**Your task**
From the entries below, copy out every line with "space" in it.

**Material for this task**
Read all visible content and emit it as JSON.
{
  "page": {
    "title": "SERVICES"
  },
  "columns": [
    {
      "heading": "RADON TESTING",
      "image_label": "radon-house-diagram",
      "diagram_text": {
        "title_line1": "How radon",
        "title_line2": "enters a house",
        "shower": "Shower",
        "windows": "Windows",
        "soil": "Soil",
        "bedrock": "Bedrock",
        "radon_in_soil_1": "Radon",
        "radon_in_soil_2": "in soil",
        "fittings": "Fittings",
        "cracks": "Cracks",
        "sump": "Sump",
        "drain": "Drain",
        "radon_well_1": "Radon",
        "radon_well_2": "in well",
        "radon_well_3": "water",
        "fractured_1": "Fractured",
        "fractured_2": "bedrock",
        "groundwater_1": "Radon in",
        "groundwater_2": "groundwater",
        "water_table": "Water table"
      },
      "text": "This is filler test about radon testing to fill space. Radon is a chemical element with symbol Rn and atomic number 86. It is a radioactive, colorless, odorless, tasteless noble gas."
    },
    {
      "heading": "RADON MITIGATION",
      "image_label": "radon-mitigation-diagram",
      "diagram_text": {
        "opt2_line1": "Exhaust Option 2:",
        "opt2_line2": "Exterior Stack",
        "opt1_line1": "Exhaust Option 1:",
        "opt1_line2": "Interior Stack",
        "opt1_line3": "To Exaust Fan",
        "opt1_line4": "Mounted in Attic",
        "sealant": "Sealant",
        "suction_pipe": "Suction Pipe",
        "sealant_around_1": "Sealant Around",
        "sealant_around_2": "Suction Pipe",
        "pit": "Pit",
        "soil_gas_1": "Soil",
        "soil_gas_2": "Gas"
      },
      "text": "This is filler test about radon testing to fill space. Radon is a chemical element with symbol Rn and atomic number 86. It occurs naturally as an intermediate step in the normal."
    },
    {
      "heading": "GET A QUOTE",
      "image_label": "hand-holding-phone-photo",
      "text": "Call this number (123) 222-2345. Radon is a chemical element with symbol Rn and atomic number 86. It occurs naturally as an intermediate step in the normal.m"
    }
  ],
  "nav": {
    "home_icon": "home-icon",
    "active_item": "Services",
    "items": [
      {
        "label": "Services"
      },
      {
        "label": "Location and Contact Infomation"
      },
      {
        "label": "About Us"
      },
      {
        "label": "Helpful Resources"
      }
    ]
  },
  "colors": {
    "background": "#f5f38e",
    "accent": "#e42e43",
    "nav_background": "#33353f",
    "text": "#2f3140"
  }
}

**Exercise result**
      "text": "This is filler test about radon testing to fill space. Radon is a chemical element with symbol Rn and atomic number 86. It is a radioactive, colorless, odorless, tasteless noble gas."
      "text": "This is filler test about radon testing to fill space. Radon is a chemical element with symbol Rn and atomic number 86. It occurs naturally as an intermediate step in the normal."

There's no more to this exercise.